_Excerpted data_.
• • • • • • •

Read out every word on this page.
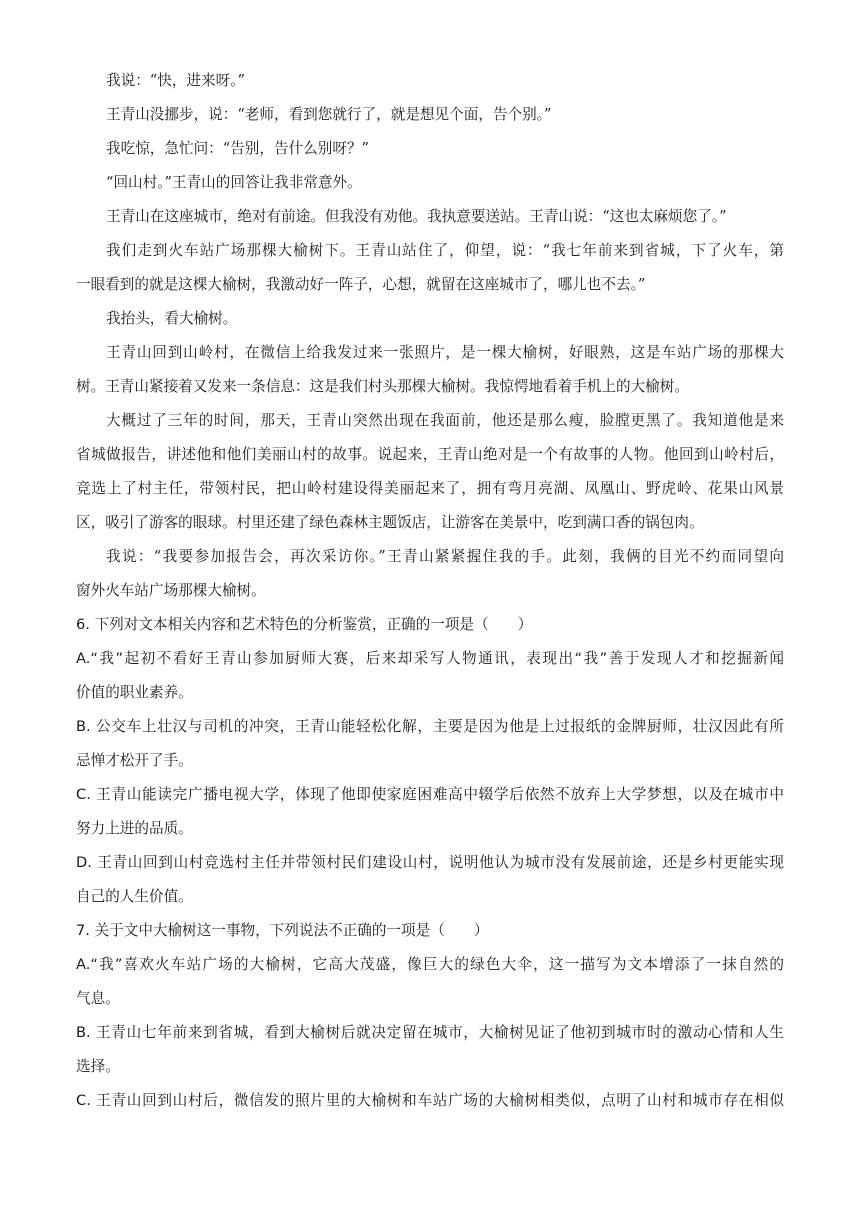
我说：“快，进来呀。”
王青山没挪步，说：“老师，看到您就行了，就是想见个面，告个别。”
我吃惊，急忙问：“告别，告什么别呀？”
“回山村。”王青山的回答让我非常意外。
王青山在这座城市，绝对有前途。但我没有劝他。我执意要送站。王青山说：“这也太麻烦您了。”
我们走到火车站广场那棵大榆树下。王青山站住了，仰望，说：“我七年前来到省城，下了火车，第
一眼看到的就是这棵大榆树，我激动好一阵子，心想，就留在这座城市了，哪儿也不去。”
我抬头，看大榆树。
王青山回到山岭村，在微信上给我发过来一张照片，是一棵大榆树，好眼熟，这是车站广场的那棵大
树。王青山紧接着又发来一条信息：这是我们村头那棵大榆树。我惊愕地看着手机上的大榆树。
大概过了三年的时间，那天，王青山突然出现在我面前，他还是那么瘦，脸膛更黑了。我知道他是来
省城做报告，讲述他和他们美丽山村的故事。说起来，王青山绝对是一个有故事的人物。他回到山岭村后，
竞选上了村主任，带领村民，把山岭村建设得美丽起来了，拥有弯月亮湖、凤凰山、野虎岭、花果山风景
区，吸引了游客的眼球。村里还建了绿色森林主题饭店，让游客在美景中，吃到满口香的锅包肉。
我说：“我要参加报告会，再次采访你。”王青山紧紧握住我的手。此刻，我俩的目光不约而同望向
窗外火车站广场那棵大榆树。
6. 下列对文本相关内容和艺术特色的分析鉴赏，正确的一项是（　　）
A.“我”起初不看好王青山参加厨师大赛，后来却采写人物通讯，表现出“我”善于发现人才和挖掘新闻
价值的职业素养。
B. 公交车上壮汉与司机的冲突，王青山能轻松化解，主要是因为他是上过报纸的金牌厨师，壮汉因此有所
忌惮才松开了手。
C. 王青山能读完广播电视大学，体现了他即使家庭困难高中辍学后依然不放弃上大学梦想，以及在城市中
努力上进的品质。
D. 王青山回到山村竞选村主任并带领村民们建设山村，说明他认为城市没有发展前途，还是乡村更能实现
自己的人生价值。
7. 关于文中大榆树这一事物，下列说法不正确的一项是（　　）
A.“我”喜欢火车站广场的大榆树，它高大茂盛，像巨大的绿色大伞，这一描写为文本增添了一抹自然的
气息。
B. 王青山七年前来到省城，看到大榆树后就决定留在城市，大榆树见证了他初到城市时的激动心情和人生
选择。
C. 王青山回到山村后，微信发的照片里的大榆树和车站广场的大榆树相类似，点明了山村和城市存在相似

• • • • • • •

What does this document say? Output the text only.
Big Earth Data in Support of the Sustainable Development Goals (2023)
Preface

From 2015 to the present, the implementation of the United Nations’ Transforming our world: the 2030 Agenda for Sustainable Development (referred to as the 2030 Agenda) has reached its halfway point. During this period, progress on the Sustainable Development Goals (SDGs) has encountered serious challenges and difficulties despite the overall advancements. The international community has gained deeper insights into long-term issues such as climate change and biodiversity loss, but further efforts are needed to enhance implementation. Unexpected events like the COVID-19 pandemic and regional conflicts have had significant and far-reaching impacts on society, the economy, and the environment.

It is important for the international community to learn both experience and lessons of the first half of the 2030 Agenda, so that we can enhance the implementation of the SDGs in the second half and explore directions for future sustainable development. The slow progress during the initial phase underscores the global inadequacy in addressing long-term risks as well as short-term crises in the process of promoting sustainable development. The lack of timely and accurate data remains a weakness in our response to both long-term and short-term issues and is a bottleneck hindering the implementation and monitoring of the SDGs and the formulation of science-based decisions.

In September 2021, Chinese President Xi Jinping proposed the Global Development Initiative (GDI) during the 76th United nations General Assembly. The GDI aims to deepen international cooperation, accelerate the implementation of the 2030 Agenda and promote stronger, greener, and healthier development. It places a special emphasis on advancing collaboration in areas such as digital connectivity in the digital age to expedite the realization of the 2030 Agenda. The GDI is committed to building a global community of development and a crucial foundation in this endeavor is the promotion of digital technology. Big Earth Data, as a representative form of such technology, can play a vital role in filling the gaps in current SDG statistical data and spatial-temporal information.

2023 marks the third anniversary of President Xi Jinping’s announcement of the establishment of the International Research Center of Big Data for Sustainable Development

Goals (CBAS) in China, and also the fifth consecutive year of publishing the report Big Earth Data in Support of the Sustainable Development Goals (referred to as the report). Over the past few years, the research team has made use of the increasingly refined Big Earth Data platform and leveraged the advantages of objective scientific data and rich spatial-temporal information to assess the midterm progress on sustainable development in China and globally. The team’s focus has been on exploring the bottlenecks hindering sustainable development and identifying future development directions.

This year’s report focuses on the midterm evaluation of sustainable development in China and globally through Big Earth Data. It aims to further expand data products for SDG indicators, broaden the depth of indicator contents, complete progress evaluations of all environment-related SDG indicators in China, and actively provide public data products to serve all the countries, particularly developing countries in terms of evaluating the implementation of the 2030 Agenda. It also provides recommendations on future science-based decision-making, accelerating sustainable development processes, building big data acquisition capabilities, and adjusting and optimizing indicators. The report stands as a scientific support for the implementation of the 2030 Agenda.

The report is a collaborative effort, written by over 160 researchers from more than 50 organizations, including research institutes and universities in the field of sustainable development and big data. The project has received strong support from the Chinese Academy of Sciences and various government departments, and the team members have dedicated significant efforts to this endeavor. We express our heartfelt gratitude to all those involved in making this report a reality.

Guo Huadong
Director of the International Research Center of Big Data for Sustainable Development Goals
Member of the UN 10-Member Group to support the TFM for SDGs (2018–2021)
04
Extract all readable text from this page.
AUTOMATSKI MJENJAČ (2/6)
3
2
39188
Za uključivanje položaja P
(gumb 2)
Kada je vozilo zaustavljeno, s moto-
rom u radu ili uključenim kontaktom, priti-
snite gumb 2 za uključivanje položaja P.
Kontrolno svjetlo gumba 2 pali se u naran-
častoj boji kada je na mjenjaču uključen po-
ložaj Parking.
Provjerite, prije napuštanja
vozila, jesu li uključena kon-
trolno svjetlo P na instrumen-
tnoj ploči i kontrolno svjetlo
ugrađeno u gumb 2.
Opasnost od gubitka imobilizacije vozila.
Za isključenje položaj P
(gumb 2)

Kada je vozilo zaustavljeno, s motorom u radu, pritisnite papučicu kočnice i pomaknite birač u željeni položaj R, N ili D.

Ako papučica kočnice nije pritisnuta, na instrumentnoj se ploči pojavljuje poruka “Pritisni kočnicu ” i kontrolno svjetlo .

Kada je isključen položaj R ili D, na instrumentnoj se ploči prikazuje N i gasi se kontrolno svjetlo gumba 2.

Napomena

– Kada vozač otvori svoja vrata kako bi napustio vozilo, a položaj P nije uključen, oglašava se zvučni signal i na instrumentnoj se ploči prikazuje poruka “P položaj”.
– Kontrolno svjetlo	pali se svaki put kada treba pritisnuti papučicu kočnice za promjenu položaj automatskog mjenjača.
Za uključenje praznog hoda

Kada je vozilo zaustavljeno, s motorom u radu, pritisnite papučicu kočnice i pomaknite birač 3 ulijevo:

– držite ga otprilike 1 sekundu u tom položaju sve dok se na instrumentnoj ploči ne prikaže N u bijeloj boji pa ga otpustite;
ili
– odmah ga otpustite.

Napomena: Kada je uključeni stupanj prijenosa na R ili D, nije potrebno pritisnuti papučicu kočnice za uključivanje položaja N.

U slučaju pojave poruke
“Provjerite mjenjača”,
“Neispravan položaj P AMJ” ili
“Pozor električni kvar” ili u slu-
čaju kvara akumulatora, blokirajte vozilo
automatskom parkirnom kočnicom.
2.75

• • • • • • •

_The request_.
Compute how many lines include the string "boji", then give that number by itself.

_Answer for the task_.
2